**Records shown**
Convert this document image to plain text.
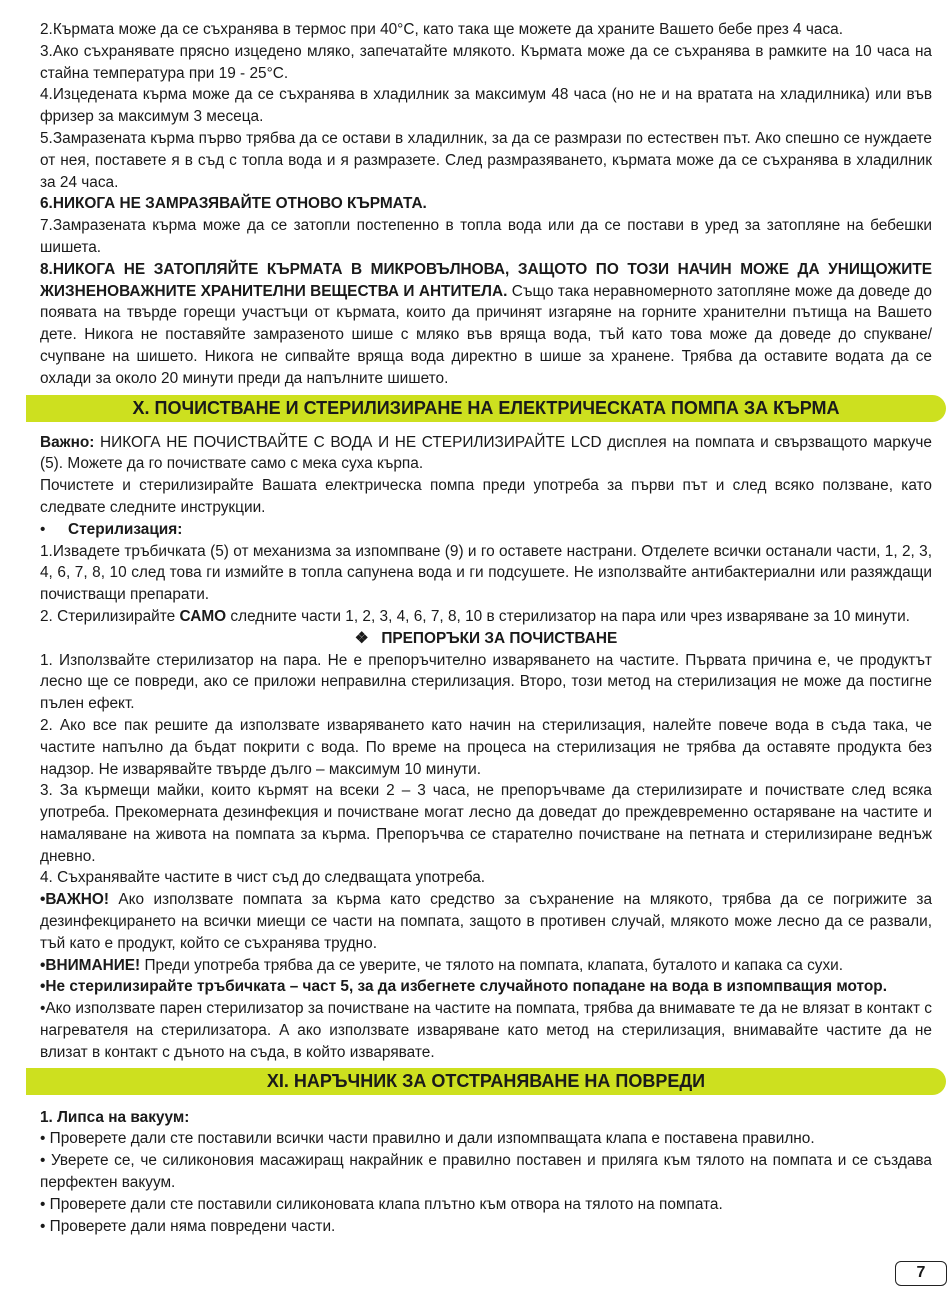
2.Кърмата може да се съхранява в термос при 40°С, като така ще можете да храните Вашето бебе през 4 часа.

3.Ако съхранявате прясно изцедено мляко, запечатайте млякото. Кърмата може да се съхранява в рамките на 10 часа на стайна температура при 19 - 25°С.

4.Изцедената кърма може да се съхранява в хладилник за максимум 48 часа (но не и на вратата на хладилника) или във фризер за максимум 3 месеца.

5.Замразената кърма първо трябва да се остави в хладилник, за да се размрази по естествен път. Ако спешно се нуждаете от нея, поставете я в съд с топла вода и я размразете. След размразяването, кърмата може да се съхранява в хладилник за 24 часа.

6.НИКОГА НЕ ЗАМРАЗЯВАЙТЕ ОТНОВО КЪРМАТА.

7.Замразената кърма може да се затопли постепенно в топла вода или да се постави в уред за затопляне на бебешки шишета.

8.НИКОГА НЕ ЗАТОПЛЯЙТЕ КЪРМАТА В МИКРОВЪЛНОВА, ЗАЩОТО ПО ТОЗИ НАЧИН МОЖЕ ДА УНИЩОЖИТЕ ЖИЗНЕНОВАЖНИТЕ ХРАНИТЕЛНИ ВЕЩЕСТВА И АНТИТЕЛА. Също така неравномерното затопляне може да доведе до появата на твърде горещи участъци от кърмата, които да причинят изгаряне на горните хранителни пътища на Вашето дете. Никога не поставяйте замразеното шише с мляко във вряща вода, тъй като това може да доведе до спукване/ счупване на шишето. Никога не сипвайте вряща вода директно в шише за хранене. Трябва да оставите водата да се охлади за около 20 минути преди да напълните шишето.

X. ПОЧИСТВАНЕ И СТЕРИЛИЗИРАНЕ НА ЕЛЕКТРИЧЕСКАТА ПОМПА ЗА КЪРМА

Важно: НИКОГА НЕ ПОЧИСТВАЙТЕ С ВОДА И НЕ СТЕРИЛИЗИРАЙТЕ LCD дисплея на помпата и свързващото маркуче (5). Можете да го почиствате само с мека суха кърпа.

Почистете и стерилизирайте Вашата електрическа помпа преди употреба за първи път и след всяко ползване, като следвате следните инструкции.

•	Стерилизация:

1.Извадете тръбичката (5) от механизма за изпомпване (9) и го оставете настрани. Отделете всички останали части, 1, 2, 3, 4, 6, 7, 8, 10 след това ги измийте в топла сапунена вода и ги подсушете. Не използвайте антибактериални или разяждащи почистващи препарати.

2. Стерилизирайте САМО следните части 1, 2, 3, 4, 6, 7, 8, 10 в стерилизатор на пара или чрез изваряване за 10 минути.

❖ ПРЕПОРЪКИ ЗА ПОЧИСТВАНЕ

1. Използвайте стерилизатор на пара. Не е препоръчително изваряването на частите. Първата причина е, че продуктът лесно ще се повреди, ако се приложи неправилна стерилизация. Второ, този метод на стерилизация не може да постигне пълен ефект.

2. Ако все пак решите да използвате изваряването като начин на стерилизация, налейте повече вода в съда така, че частите напълно да бъдат покрити с вода. По време на процеса на стерилизация не трябва да оставяте продукта без надзор. Не изварявайте твърде дълго – максимум 10 минути.

3. За кърмещи майки, които кърмят на всеки 2 – 3 часа, не препоръчваме да стерилизирате и почиствате след всяка употреба. Прекомерната дезинфекция и почистване могат лесно да доведат до преждевременно остаряване на частите и намаляване на живота на помпата за кърма. Препоръчва се старателно почистване на петната и стерилизиране веднъж дневно.

4. Съхранявайте частите в чист съд до следващата употреба.

•ВАЖНО! Ако използвате помпата за кърма като средство за съхранение на млякото, трябва да се погрижите за дезинфекцирането на всички миещи се части на помпата, защото в противен случай, млякото може лесно да се развали, тъй като е продукт, който се съхранява трудно.

•ВНИМАНИЕ! Преди употреба трябва да се уверите, че тялото на помпата, клапата, буталото и капака са сухи.

•Не стерилизирайте тръбичката – част 5, за да избегнете случайното попадане на вода в изпомпващия мотор.

•Ако използвате парен стерилизатор за почистване на частите на помпата, трябва да внимавате те да не влязат в контакт с нагревателя на стерилизатора. А ако използвате изваряване като метод на стерилизация, внимавайте частите да не влизат в контакт с дъното на съда, в който изварявате.

XI. НАРЪЧНИК ЗА ОТСТРАНЯВАНЕ НА ПОВРЕДИ

1. Липса на вакуум:

• Проверете дали сте поставили всички части правилно и дали изпомпващата клапа е поставена правилно.

• Уверете се, че силиконовия масажиращ накрайник е правилно поставен и приляга към тялото на помпата и се създава перфектен вакуум.

• Проверете дали сте поставили силиконовата клапа плътно към отвора на тялото на помпата.

• Проверете дали няма повредени части.

7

**What is required**
Examine the records and pull out every line where the string "затопляне" occurs.

**Written response**
7.Замразената кърма може да се затопли постепенно в топла вода или да се постави в уред за затопляне на бебешки шишета.
8.НИКОГА НЕ ЗАТОПЛЯЙТЕ КЪРМАТА В МИКРОВЪЛНОВА, ЗАЩОТО ПО ТОЗИ НАЧИН МОЖЕ ДА УНИЩОЖИТЕ ЖИЗНЕНОВАЖНИТЕ ХРАНИТЕЛНИ ВЕЩЕСТВА И АНТИТЕЛА. Също така неравномерното затопляне може да доведе до появата на твърде горещи участъци от кърмата, които да причинят изгаряне на горните хранителни пътища на Вашето дете. Никога не поставяйте замразеното шише с мляко във вряща вода, тъй като това може да доведе до спукване/ счупване на шишето. Никога не сипвайте вряща вода директно в шише за хранене. Трябва да оставите водата да се охлади за около 20 минути преди да напълните шишето.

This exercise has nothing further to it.